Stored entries
## START
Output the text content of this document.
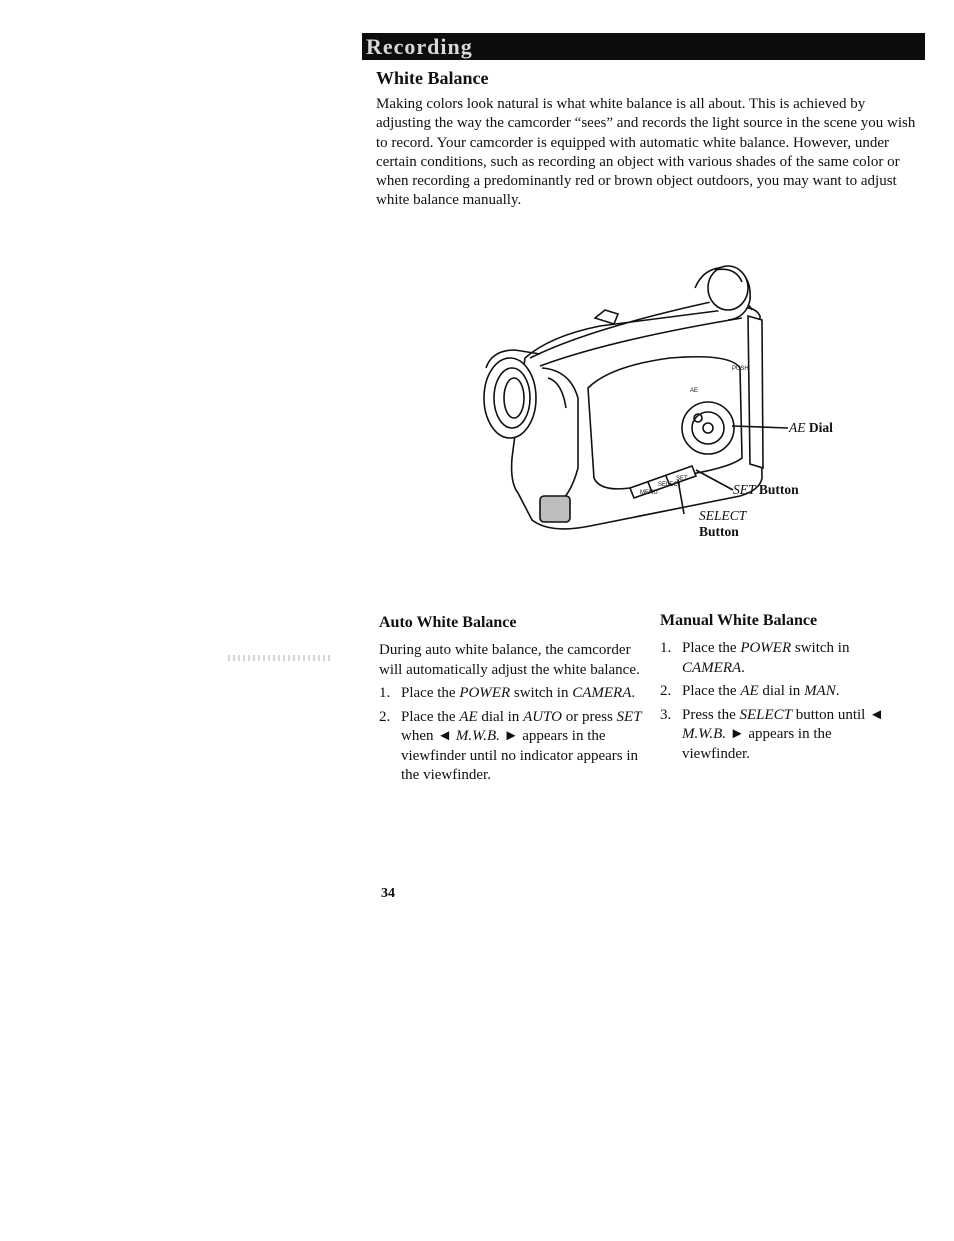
Recording
White Balance

Making colors look natural is what white balance is all about. This is achieved by adjusting the way the camcorder “sees” and records the light source in the scene you wish to record. Your camcorder is equipped with automatic white balance. However, under certain conditions, such as recording an object with various shades of the same color or when recording a predominantly red or brown object outdoors, you may want to adjust white balance manually.

AE
PUSH
MENU
SELECT
SET
AE Dial
SET Button
SELECT
Button
Auto White Balance

During auto white balance, the camcorder will automatically adjust the white balance.

1. Place the POWER switch in CAMERA.
2. Place the AE dial in AUTO or press SET when ◄ M.W.B. ► appears in the viewfinder until no indicator appears in the viewfinder.
Manual White Balance
1. Place the POWER switch in CAMERA.
2. Place the AE dial in MAN.
3. Press the SELECT button until ◄ M.W.B. ► appears in the viewfinder.
34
## END
**Goal**
Transcribe the full listing above exactly as it stands, minus the pictures.

**Exercise response**
Output the text content of this document.
Recording
White Balance

Making colors look natural is what white balance is all about. This is achieved by adjusting the way the camcorder “sees” and records the light source in the scene you wish to record. Your camcorder is equipped with automatic white balance. However, under certain conditions, such as recording an object with various shades of the same color or when recording a predominantly red or brown object outdoors, you may want to adjust white balance manually.

AE
PUSH
MENU
SELECT
SET
AE Dial
SET Button
SELECT
Button
Auto White Balance

During auto white balance, the camcorder will automatically adjust the white balance.

1. Place the POWER switch in CAMERA.
2. Place the AE dial in AUTO or press SET when ◄ M.W.B. ► appears in the viewfinder until no indicator appears in the viewfinder.
Manual White Balance
1. Place the POWER switch in CAMERA.
2. Place the AE dial in MAN.
3. Press the SELECT button until ◄ M.W.B. ► appears in the viewfinder.
34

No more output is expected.